Work to be completed:
The records below must be retyped exactly.

Entries provided:
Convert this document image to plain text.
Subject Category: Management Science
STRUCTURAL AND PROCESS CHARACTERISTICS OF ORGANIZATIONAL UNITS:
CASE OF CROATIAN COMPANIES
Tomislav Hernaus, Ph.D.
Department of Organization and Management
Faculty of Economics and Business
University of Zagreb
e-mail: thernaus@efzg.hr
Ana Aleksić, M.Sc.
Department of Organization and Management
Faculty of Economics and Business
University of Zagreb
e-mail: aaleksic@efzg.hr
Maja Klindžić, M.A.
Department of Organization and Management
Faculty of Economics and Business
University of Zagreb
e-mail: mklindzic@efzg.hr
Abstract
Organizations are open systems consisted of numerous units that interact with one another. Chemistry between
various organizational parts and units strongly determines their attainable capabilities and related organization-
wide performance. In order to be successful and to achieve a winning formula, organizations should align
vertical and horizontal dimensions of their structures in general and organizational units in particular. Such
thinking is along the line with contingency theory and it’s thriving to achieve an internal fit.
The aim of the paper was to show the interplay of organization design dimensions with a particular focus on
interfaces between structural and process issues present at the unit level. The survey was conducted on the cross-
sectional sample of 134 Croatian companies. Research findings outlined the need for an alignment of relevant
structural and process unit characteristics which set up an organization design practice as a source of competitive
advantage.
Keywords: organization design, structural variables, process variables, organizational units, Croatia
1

The output:
Convert this document image to plain text.
Subject Category: Management Science
STRUCTURAL AND PROCESS CHARACTERISTICS OF ORGANIZATIONAL UNITS:
CASE OF CROATIAN COMPANIES
Tomislav Hernaus, Ph.D.
Department of Organization and Management
Faculty of Economics and Business
University of Zagreb
e-mail: thernaus@efzg.hr
Ana Aleksić, M.Sc.
Department of Organization and Management
Faculty of Economics and Business
University of Zagreb
e-mail: aaleksic@efzg.hr
Maja Klindžić, M.A.
Department of Organization and Management
Faculty of Economics and Business
University of Zagreb
e-mail: mklindzic@efzg.hr
Abstract
Organizations are open systems consisted of numerous units that interact with one another. Chemistry between
various organizational parts and units strongly determines their attainable capabilities and related organization-
wide performance. In order to be successful and to achieve a winning formula, organizations should align
vertical and horizontal dimensions of their structures in general and organizational units in particular. Such
thinking is along the line with contingency theory and it’s thriving to achieve an internal fit.
The aim of the paper was to show the interplay of organization design dimensions with a particular focus on
interfaces between structural and process issues present at the unit level. The survey was conducted on the cross-
sectional sample of 134 Croatian companies. Research findings outlined the need for an alignment of relevant
structural and process unit characteristics which set up an organization design practice as a source of competitive
advantage.
Keywords: organization design, structural variables, process variables, organizational units, Croatia
1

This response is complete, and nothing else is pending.